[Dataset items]
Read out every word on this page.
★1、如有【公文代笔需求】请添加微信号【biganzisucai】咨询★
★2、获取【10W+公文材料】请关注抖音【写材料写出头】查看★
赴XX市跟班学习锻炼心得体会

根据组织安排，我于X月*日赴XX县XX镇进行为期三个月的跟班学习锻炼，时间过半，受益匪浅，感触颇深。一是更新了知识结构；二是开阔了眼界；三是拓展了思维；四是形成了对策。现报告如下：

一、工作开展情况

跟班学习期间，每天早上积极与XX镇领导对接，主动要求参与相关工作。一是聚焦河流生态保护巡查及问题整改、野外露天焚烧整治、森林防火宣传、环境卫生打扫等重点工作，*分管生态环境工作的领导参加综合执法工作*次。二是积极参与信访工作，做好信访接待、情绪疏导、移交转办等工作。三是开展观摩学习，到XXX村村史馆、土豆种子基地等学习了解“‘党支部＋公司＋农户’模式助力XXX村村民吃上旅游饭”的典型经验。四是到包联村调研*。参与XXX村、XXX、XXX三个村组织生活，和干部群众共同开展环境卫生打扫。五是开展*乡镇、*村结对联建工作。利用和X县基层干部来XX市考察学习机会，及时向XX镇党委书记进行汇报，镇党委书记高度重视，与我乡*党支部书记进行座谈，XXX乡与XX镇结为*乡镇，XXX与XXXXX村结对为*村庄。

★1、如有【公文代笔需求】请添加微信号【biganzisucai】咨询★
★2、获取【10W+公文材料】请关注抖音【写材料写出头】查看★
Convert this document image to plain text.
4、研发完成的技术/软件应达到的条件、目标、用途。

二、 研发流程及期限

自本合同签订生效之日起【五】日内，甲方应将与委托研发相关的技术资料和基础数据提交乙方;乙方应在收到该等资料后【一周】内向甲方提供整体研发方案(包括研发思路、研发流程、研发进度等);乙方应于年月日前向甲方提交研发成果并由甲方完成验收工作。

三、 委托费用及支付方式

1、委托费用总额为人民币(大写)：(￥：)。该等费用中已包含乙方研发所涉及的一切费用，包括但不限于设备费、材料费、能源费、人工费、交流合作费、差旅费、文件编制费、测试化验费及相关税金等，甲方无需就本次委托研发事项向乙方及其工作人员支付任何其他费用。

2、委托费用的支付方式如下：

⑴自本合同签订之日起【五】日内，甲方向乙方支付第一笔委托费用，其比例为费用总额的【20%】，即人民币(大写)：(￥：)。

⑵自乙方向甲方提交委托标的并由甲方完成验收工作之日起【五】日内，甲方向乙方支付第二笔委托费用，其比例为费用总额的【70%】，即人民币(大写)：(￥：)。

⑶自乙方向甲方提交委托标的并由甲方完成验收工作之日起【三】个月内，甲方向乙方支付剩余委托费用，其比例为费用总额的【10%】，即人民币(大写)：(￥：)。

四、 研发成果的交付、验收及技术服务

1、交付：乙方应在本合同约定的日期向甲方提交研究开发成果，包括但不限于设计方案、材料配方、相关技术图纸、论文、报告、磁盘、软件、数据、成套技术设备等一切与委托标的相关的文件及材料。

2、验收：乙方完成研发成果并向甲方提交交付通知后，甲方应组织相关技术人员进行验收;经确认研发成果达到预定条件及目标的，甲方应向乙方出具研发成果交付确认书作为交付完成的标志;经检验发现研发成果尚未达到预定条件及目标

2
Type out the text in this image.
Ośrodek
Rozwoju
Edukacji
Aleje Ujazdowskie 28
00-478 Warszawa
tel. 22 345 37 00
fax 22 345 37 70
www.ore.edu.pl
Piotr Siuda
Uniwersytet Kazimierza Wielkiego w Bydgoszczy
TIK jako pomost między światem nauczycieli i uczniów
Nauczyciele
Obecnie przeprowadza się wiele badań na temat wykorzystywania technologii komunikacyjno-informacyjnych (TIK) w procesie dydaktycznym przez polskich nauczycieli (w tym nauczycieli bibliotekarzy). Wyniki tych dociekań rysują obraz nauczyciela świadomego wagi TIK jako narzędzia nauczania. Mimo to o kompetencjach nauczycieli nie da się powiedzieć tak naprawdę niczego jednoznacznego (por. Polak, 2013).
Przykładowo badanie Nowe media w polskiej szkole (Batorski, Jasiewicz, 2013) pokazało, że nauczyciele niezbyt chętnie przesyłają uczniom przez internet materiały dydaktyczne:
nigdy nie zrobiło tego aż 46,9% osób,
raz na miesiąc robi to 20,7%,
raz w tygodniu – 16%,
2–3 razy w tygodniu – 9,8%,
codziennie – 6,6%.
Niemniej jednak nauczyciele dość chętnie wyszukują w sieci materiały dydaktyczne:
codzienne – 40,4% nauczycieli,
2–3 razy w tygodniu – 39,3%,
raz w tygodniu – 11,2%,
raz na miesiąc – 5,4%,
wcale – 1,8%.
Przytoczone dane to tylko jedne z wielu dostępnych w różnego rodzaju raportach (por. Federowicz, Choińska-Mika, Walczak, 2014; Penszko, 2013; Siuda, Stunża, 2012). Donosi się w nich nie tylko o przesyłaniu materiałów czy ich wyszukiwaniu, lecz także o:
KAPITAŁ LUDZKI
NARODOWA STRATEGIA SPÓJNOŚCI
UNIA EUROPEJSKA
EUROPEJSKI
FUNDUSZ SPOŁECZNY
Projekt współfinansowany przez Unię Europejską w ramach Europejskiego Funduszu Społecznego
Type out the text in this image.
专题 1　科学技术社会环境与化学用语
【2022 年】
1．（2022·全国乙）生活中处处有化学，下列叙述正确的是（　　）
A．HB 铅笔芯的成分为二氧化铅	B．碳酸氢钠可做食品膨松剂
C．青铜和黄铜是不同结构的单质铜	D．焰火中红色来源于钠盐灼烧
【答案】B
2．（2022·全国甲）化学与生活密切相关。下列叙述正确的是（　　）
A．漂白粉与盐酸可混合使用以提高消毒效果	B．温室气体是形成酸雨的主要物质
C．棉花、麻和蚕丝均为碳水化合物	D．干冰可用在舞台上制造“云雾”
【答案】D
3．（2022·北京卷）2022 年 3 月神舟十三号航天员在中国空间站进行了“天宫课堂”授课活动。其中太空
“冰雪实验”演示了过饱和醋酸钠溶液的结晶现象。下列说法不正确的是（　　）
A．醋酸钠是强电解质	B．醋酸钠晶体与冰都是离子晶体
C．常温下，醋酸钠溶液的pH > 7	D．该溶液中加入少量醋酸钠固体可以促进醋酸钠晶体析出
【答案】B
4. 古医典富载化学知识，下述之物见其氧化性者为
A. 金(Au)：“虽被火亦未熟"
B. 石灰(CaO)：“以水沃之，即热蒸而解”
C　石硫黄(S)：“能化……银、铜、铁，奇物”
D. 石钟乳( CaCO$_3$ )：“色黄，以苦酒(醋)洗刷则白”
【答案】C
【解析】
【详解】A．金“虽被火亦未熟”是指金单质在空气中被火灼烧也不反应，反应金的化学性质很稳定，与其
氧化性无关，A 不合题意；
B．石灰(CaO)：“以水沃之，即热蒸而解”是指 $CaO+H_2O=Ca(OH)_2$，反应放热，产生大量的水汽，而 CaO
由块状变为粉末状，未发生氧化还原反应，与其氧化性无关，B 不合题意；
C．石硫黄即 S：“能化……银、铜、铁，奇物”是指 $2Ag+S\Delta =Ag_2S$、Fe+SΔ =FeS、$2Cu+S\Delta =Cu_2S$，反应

Goal » Scan the material above. Copy each line that holds the word "tygodniu".

Solution for this task »
raz w tygodniu – 16%,
2–3 razy w tygodniu – 9,8%,
2–3 razy w tygodniu – 39,3%,
raz w tygodniu – 11,2%,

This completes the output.